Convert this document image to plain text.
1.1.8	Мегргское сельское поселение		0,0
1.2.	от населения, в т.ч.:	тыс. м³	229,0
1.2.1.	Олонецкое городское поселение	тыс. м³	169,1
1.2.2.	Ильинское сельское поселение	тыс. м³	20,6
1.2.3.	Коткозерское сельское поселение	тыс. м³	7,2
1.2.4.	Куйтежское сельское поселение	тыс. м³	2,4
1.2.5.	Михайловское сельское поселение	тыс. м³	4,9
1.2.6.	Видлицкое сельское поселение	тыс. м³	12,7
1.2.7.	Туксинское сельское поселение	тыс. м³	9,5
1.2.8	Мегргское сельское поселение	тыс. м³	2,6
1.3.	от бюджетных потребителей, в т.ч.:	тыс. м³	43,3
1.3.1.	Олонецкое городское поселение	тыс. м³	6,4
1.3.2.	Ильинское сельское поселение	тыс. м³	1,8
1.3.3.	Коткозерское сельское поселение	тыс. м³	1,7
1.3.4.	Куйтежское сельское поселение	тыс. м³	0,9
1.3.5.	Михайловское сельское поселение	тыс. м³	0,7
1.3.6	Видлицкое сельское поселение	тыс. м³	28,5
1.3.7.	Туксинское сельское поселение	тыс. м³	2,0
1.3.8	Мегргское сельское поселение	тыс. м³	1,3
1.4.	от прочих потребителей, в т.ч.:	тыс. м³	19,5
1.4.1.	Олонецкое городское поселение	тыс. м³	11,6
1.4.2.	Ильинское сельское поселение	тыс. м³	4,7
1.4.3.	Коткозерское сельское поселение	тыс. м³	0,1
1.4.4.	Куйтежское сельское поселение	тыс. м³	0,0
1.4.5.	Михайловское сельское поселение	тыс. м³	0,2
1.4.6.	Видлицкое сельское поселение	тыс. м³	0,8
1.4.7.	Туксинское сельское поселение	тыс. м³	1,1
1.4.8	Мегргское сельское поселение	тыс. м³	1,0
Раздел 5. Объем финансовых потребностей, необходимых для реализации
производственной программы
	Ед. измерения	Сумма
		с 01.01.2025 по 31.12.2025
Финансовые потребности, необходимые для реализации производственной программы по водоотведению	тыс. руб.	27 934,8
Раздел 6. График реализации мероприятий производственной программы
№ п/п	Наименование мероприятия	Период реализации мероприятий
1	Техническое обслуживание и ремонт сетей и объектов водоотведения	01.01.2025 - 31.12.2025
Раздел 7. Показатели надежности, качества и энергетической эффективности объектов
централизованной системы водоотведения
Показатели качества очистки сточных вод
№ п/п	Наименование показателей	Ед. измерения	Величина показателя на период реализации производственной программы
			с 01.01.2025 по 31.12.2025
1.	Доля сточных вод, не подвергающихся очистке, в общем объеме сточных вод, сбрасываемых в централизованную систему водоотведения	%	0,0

◆ WHAT YOU HAVE TO DO: Only the number is needed here: how many lines of the records contain "производственной"?

◆ EXPECTED ANSWER: 4